= What is needed =
Filter for the word "activity" and keep each matching line.

%%

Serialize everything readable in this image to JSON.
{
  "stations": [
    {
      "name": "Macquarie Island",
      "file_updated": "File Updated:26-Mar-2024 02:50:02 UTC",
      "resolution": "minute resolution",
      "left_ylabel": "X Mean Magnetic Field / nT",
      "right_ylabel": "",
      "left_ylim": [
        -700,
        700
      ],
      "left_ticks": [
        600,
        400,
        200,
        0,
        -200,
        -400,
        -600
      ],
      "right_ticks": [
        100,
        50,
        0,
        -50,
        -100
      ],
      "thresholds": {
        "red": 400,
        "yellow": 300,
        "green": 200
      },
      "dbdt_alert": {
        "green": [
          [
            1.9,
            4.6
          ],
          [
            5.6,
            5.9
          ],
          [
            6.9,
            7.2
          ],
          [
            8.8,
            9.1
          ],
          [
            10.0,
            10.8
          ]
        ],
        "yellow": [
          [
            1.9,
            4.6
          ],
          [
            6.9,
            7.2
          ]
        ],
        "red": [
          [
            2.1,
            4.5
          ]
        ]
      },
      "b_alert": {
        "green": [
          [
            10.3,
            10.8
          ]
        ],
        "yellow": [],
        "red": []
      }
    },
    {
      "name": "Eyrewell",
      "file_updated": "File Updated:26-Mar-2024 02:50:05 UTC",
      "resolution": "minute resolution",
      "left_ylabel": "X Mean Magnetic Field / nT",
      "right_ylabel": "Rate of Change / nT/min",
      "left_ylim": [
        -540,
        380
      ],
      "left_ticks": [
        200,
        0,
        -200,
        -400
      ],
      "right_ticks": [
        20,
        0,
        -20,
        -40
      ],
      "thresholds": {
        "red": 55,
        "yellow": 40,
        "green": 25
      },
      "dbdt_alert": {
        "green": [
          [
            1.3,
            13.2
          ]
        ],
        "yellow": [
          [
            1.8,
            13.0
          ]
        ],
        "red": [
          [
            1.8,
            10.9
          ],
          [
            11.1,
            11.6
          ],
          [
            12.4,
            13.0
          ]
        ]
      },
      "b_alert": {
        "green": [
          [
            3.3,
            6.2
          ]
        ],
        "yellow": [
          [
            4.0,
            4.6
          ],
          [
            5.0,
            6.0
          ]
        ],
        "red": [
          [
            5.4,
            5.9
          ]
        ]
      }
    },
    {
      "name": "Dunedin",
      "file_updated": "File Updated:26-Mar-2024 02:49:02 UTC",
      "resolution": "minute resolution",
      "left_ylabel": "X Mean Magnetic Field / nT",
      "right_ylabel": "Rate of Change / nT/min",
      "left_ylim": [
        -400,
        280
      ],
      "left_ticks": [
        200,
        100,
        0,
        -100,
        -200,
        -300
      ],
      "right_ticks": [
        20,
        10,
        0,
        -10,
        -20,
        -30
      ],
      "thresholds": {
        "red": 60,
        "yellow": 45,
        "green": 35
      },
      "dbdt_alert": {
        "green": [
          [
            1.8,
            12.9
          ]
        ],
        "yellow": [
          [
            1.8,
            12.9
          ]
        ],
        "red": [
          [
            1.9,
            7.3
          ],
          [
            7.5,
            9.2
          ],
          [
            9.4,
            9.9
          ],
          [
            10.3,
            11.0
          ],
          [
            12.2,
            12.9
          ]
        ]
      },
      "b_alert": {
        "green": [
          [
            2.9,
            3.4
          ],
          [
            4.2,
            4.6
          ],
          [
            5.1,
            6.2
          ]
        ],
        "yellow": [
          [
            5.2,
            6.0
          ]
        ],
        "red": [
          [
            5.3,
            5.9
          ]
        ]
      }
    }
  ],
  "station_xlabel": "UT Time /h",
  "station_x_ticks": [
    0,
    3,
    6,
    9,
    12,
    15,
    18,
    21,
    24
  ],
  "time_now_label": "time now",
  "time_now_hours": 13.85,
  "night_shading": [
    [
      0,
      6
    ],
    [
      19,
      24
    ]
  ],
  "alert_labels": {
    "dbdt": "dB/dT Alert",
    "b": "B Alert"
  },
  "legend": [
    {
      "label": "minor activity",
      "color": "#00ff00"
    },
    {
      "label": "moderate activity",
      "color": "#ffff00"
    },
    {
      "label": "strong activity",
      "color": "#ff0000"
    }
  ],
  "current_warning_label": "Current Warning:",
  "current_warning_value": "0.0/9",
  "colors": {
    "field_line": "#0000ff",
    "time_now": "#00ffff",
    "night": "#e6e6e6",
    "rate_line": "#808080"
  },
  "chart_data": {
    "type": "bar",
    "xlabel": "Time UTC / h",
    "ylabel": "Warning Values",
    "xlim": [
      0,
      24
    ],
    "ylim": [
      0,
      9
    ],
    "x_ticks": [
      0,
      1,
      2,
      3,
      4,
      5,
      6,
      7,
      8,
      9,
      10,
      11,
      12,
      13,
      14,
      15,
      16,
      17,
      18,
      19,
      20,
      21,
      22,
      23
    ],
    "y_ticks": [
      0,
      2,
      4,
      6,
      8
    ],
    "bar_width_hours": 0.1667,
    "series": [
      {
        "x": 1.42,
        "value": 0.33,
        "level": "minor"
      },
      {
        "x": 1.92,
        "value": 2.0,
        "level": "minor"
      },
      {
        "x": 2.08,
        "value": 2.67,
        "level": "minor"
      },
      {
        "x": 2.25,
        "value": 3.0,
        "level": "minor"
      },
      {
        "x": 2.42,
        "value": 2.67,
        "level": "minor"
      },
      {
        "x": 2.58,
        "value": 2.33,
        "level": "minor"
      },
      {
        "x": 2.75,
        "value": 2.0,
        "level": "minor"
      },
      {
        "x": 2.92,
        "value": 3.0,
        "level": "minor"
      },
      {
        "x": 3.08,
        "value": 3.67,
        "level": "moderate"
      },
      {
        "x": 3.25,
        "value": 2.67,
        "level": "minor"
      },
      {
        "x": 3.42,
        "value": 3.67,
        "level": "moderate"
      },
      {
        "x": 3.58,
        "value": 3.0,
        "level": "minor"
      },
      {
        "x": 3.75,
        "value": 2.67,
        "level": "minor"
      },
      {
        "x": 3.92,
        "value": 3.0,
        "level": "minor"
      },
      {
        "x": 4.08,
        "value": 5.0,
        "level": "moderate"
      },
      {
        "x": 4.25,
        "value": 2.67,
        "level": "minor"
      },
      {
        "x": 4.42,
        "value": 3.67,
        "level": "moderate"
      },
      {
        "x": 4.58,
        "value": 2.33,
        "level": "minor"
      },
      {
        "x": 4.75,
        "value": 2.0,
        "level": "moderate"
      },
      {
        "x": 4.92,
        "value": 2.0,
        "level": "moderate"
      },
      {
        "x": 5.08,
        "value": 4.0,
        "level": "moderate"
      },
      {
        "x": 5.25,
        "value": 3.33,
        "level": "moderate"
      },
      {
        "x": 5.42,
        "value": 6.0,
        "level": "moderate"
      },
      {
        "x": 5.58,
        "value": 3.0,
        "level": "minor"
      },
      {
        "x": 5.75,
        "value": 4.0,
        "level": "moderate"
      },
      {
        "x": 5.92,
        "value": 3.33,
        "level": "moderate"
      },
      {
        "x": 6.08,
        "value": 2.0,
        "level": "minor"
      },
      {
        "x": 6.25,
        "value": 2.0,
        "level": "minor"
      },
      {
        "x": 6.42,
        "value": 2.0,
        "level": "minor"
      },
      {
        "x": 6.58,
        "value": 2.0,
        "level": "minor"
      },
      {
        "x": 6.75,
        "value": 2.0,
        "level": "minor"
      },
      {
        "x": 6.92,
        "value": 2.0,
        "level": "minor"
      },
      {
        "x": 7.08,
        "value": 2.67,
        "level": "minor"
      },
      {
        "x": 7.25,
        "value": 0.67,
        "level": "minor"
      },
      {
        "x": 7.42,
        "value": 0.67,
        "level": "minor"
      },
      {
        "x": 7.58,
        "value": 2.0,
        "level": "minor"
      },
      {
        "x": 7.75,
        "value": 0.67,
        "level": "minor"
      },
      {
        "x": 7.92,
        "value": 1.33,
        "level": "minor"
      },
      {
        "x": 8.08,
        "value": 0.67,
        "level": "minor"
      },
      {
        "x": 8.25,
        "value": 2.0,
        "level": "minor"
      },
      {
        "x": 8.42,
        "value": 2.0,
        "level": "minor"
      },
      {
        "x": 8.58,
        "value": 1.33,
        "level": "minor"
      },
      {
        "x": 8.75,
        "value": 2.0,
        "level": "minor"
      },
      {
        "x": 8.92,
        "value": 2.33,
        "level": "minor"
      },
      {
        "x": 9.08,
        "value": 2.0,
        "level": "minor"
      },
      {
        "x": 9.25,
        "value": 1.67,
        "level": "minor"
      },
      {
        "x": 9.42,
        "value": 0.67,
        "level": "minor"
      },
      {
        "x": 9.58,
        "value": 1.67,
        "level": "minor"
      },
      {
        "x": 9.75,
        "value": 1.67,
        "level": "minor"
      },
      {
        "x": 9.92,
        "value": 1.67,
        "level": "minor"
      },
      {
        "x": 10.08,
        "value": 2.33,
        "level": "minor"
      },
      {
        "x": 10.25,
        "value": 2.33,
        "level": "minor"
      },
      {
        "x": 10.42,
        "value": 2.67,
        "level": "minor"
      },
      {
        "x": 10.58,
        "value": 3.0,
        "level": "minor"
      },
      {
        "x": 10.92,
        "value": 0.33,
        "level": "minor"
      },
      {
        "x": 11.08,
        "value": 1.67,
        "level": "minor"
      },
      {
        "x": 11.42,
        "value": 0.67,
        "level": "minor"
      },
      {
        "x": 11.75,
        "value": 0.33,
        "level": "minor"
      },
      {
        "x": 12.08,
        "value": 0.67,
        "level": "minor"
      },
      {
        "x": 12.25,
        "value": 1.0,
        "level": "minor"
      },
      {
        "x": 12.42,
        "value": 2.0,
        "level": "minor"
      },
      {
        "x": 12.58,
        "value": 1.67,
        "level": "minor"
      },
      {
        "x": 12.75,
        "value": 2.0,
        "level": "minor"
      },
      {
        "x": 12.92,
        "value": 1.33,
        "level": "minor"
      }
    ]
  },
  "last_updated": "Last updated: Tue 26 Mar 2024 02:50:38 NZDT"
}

%%

= Solution =
      "label": "minor activity",
      "label": "moderate activity",
      "label": "strong activity",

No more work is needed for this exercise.